Records from a data collection:

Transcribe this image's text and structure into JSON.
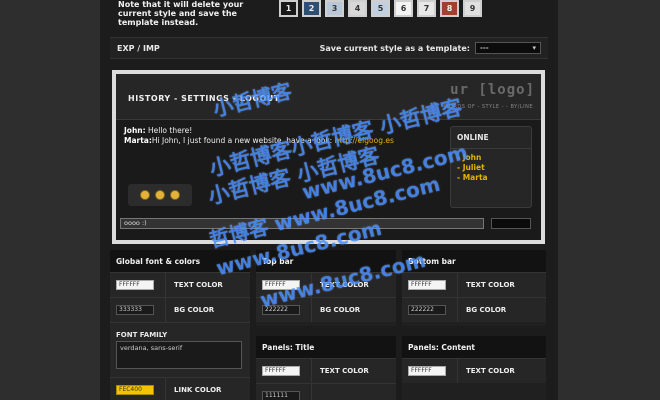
{
  "note": "Note that it will delete your current style and save the template instead.",
  "swatches": [
    "1",
    "2",
    "3",
    "4",
    "5",
    "6",
    "7",
    "8",
    "9"
  ],
  "swatch_colors": [
    "#1a1a1a",
    "#2f4f72",
    "#b8c8d8",
    "#d8d8d8",
    "#c0d0e0",
    "#f4f4f4",
    "#e8e8e8",
    "#a04030",
    "#e0e0e0"
  ],
  "exp_bar": {
    "left_label": "EXP / IMP",
    "template_label": "Save current style as a template:",
    "template_value": "---"
  },
  "preview": {
    "nav": "HISTORY - SETTINGS - LOGOUT",
    "logo": "ur [logo]",
    "logo_sub": "WORDS OF - STYLE - - BY/LINE",
    "messages": [
      {
        "name": "John:",
        "text": " Hello there!"
      },
      {
        "name": "Marta:",
        "text": "Hi John, I just found a new website, have a look: ",
        "link": "http://elgoog.es"
      }
    ],
    "online": {
      "title": "ONLINE",
      "users": [
        "- John",
        "- Juliet",
        "- Marta"
      ]
    },
    "input_value": "oooo :)"
  },
  "panels": {
    "global": {
      "title": "Global font & colors",
      "text_color_value": "FFFFFF",
      "text_color_label": "TEXT COLOR",
      "bg_color_value": "333333",
      "bg_color_label": "BG COLOR",
      "font_family_label": "FONT FAMILY",
      "font_family_value": "verdana, sans-serif",
      "link_color_value": "FEC400",
      "link_color_label": "LINK COLOR"
    },
    "top_bar": {
      "title": "Top bar",
      "text_color_value": "FFFFFF",
      "text_color_label": "TEXT COLOR",
      "bg_color_value": "222222",
      "bg_color_label": "BG COLOR"
    },
    "bottom_bar": {
      "title": "Bottom bar",
      "text_color_value": "FFFFFF",
      "text_color_label": "TEXT COLOR",
      "bg_color_value": "222222",
      "bg_color_label": "BG COLOR"
    },
    "panels_title": {
      "title": "Panels: Title",
      "text_color_value": "FFFFFF",
      "text_color_label": "TEXT COLOR",
      "bg_color_value": "111111"
    },
    "panels_content": {
      "title": "Panels: Content",
      "text_color_value": "FFFFFF",
      "text_color_label": "TEXT COLOR"
    }
  },
  "watermark": {
    "line1": "小哲博客",
    "line2": "小哲博客小哲博客 小哲博客",
    "line3": "小哲博客 小哲博客",
    "line4": "www.8uc8.com",
    "line5": "哲博客 www.8uc8.com",
    "line6": "www.8uc8.com",
    "line7": "www.8uc8.com"
  }
}
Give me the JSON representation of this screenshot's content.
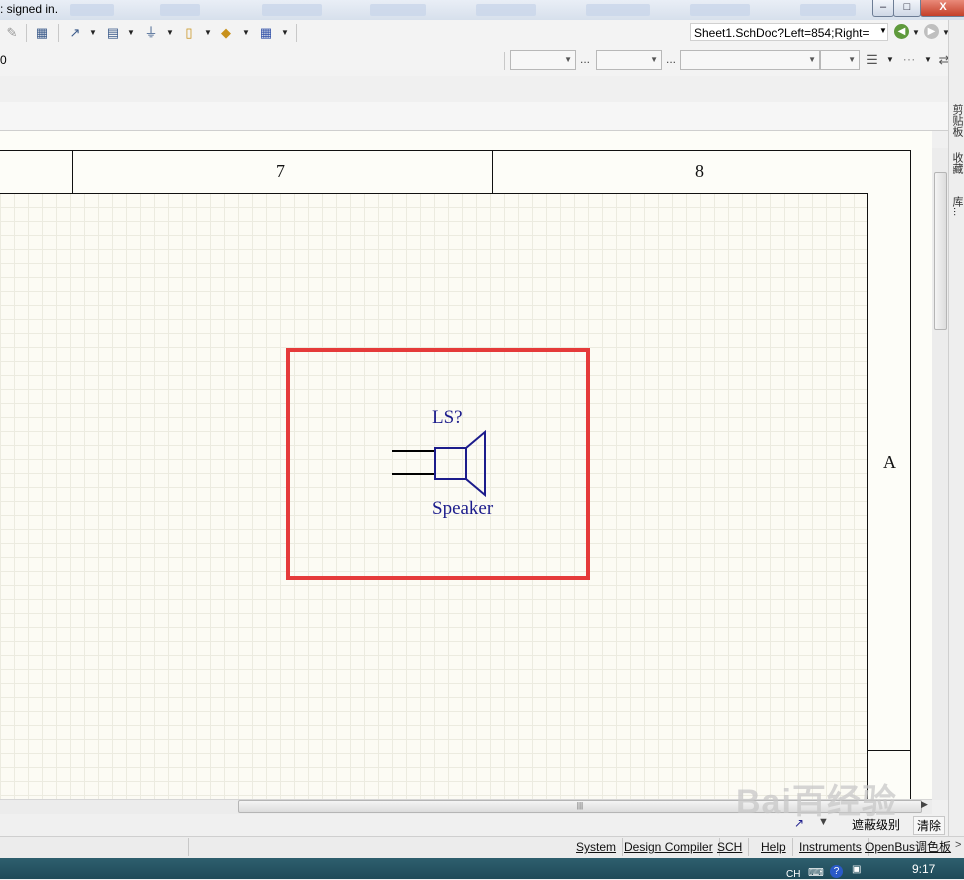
{
  "titlebar": {
    "signed_text": ": signed in.",
    "minimize": "–",
    "maximize": "□",
    "close": "X"
  },
  "toolbar": {
    "left_value": "0",
    "document_path": "Sheet1.SchDoc?Left=854;Right=",
    "ellipsis": "..."
  },
  "sheet": {
    "zone_columns": [
      "7",
      "8"
    ],
    "zone_row": "A"
  },
  "component": {
    "designator": "LS?",
    "comment": "Speaker",
    "wire_color": "#000000",
    "symbol_color": "#1c1c8c",
    "highlight_color": "#e53a3a"
  },
  "right_panel_tabs": [
    "剪贴板",
    "收藏",
    "库..."
  ],
  "bottom_strip": {
    "mask_level": "遮蔽级别",
    "clear": "清除"
  },
  "statusbar": {
    "buttons": [
      "System",
      "Design Compiler",
      "SCH",
      "Help",
      "Instruments",
      "OpenBus调色板"
    ]
  },
  "taskbar": {
    "lang": "CH",
    "time": "9:17"
  },
  "watermark": "Bai百经验"
}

:: Written request ::
Quote the material in full and exactly; do not carry over its pictures.

:: Task response ::
Transcribe this image's text and structure into JSON.
{
  "note": "Note that it will delete your current style and save the template instead.",
  "swatches": [
    "1",
    "2",
    "3",
    "4",
    "5",
    "6",
    "7",
    "8",
    "9"
  ],
  "swatch_colors": [
    "#1a1a1a",
    "#2f4f72",
    "#b8c8d8",
    "#d8d8d8",
    "#c0d0e0",
    "#f4f4f4",
    "#e8e8e8",
    "#a04030",
    "#e0e0e0"
  ],
  "exp_bar": {
    "left_label": "EXP / IMP",
    "template_label": "Save current style as a template:",
    "template_value": "---"
  },
  "preview": {
    "nav": "HISTORY - SETTINGS - LOGOUT",
    "logo": "ur [logo]",
    "logo_sub": "WORDS OF - STYLE - - BY/LINE",
    "messages": [
      {
        "name": "John:",
        "text": " Hello there!"
      },
      {
        "name": "Marta:",
        "text": "Hi John, I just found a new website, have a look: ",
        "link": "http://elgoog.es"
      }
    ],
    "online": {
      "title": "ONLINE",
      "users": [
        "- John",
        "- Juliet",
        "- Marta"
      ]
    },
    "input_value": "oooo :)"
  },
  "panels": {
    "global": {
      "title": "Global font & colors",
      "text_color_value": "FFFFFF",
      "text_color_label": "TEXT COLOR",
      "bg_color_value": "333333",
      "bg_color_label": "BG COLOR",
      "font_family_label": "FONT FAMILY",
      "font_family_value": "verdana, sans-serif",
      "link_color_value": "FEC400",
      "link_color_label": "LINK COLOR"
    },
    "top_bar": {
      "title": "Top bar",
      "text_color_value": "FFFFFF",
      "text_color_label": "TEXT COLOR",
      "bg_color_value": "222222",
      "bg_color_label": "BG COLOR"
    },
    "bottom_bar": {
      "title": "Bottom bar",
      "text_color_value": "FFFFFF",
      "text_color_label": "TEXT COLOR",
      "bg_color_value": "222222",
      "bg_color_label": "BG COLOR"
    },
    "panels_title": {
      "title": "Panels: Title",
      "text_color_value": "FFFFFF",
      "text_color_label": "TEXT COLOR",
      "bg_color_value": "111111"
    },
    "panels_content": {
      "title": "Panels: Content",
      "text_color_value": "FFFFFF",
      "text_color_label": "TEXT COLOR"
    }
  },
  "watermark": {
    "line1": "小哲博客",
    "line2": "小哲博客小哲博客 小哲博客",
    "line3": "小哲博客 小哲博客",
    "line4": "www.8uc8.com",
    "line5": "哲博客 www.8uc8.com",
    "line6": "www.8uc8.com",
    "line7": "www.8uc8.com"
  }
}
Give me the JSON representation of this screenshot's content.
{
  "titlebar": {
    "signed_text": ": signed in.",
    "minimize": "–",
    "maximize": "□",
    "close": "X"
  },
  "toolbar": {
    "left_value": "0",
    "document_path": "Sheet1.SchDoc?Left=854;Right=",
    "ellipsis": "..."
  },
  "sheet": {
    "zone_columns": [
      "7",
      "8"
    ],
    "zone_row": "A"
  },
  "component": {
    "designator": "LS?",
    "comment": "Speaker",
    "wire_color": "#000000",
    "symbol_color": "#1c1c8c",
    "highlight_color": "#e53a3a"
  },
  "right_panel_tabs": [
    "剪贴板",
    "收藏",
    "库..."
  ],
  "bottom_strip": {
    "mask_level": "遮蔽级别",
    "clear": "清除"
  },
  "statusbar": {
    "buttons": [
      "System",
      "Design Compiler",
      "SCH",
      "Help",
      "Instruments",
      "OpenBus调色板"
    ]
  },
  "taskbar": {
    "lang": "CH",
    "time": "9:17"
  },
  "watermark": "Bai百经验"
}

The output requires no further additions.